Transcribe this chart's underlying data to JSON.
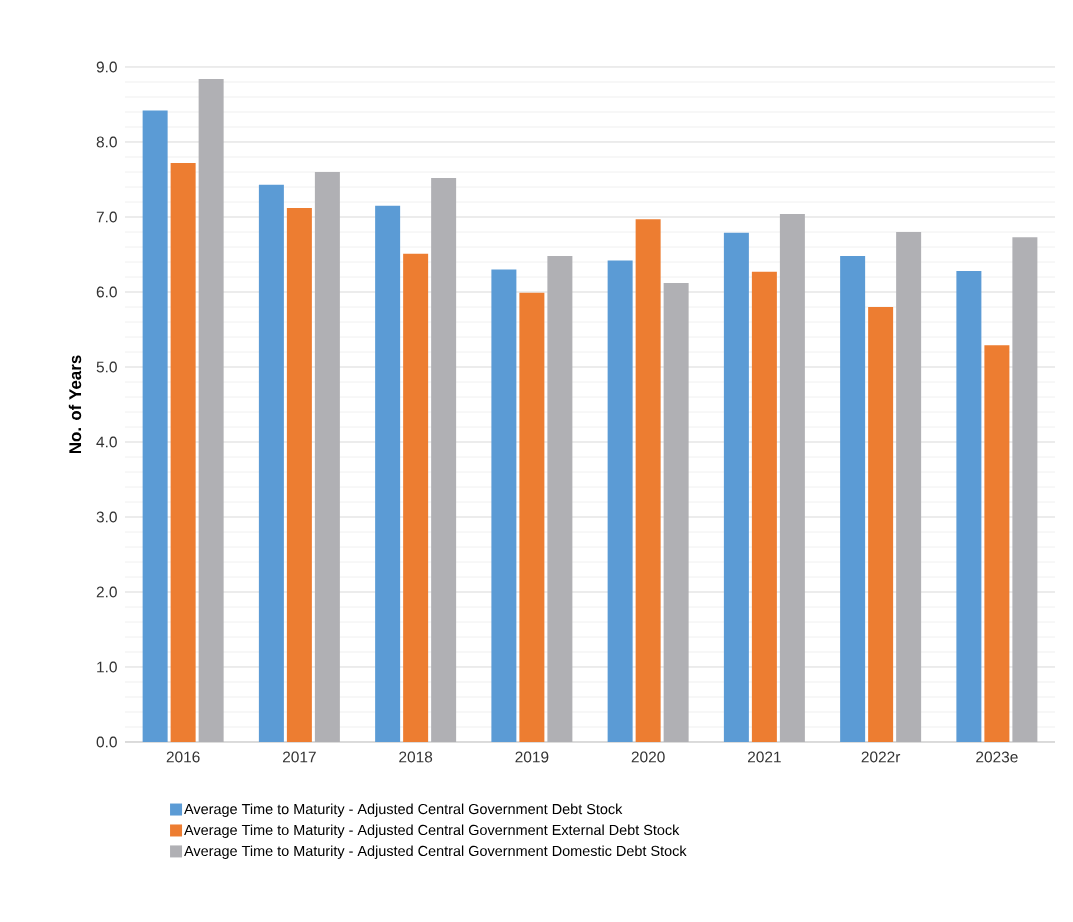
{
  "chart_data": {
    "type": "bar",
    "ylabel": "No. of Years",
    "categories": [
      "2016",
      "2017",
      "2018",
      "2019",
      "2020",
      "2021",
      "2022r",
      "2023e"
    ],
    "series": [
      {
        "name": "Average Time to Maturity - Adjusted Central Government Debt Stock",
        "color": "#5b9bd5",
        "values": [
          8.42,
          7.43,
          7.15,
          6.3,
          6.42,
          6.79,
          6.48,
          6.28
        ]
      },
      {
        "name": "Average Time to Maturity - Adjusted Central Government External Debt Stock",
        "color": "#ed7d31",
        "values": [
          7.72,
          7.12,
          6.51,
          5.99,
          6.97,
          6.27,
          5.8,
          5.29
        ]
      },
      {
        "name": "Average Time to Maturity - Adjusted Central Government Domestic Debt Stock",
        "color": "#b0b0b4",
        "values": [
          8.84,
          7.6,
          7.52,
          6.48,
          6.12,
          7.04,
          6.8,
          6.73
        ]
      }
    ],
    "ylim": [
      0,
      9
    ],
    "yticks": [
      {
        "value": 0,
        "label": "0.0"
      },
      {
        "value": 1,
        "label": "1.0"
      },
      {
        "value": 2,
        "label": "2.0"
      },
      {
        "value": 3,
        "label": "3.0"
      },
      {
        "value": 4,
        "label": "4.0"
      },
      {
        "value": 5,
        "label": "5.0"
      },
      {
        "value": 6,
        "label": "6.0"
      },
      {
        "value": 7,
        "label": "7.0"
      },
      {
        "value": 8,
        "label": "8.0"
      },
      {
        "value": 9,
        "label": "9.0"
      }
    ],
    "grid": "y",
    "legend": "bottom"
  }
}
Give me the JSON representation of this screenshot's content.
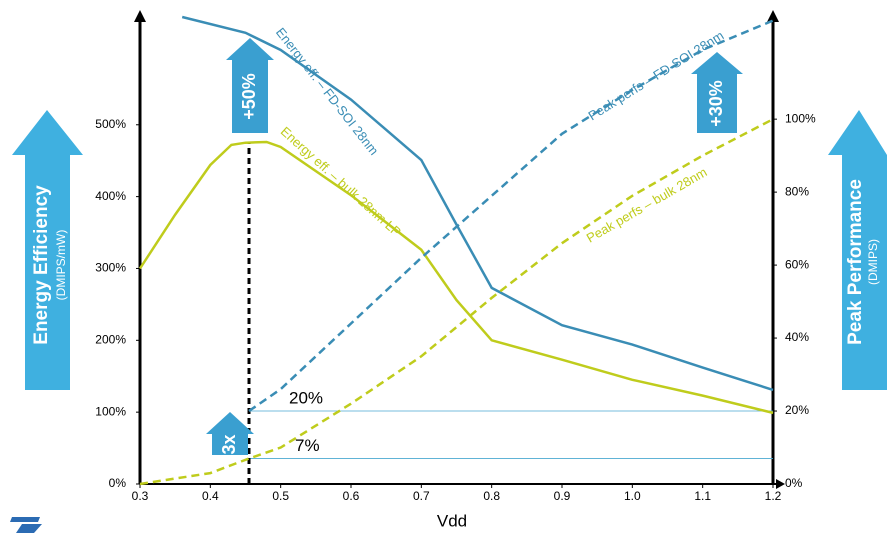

——

> TASK TO COMPLETE:
Check each line of the records for the word "this" and extract those that contain it.

> REPLY:
Transcribe this chart's underlying data to JSON.
Give me the JSON representation of this screenshot's content.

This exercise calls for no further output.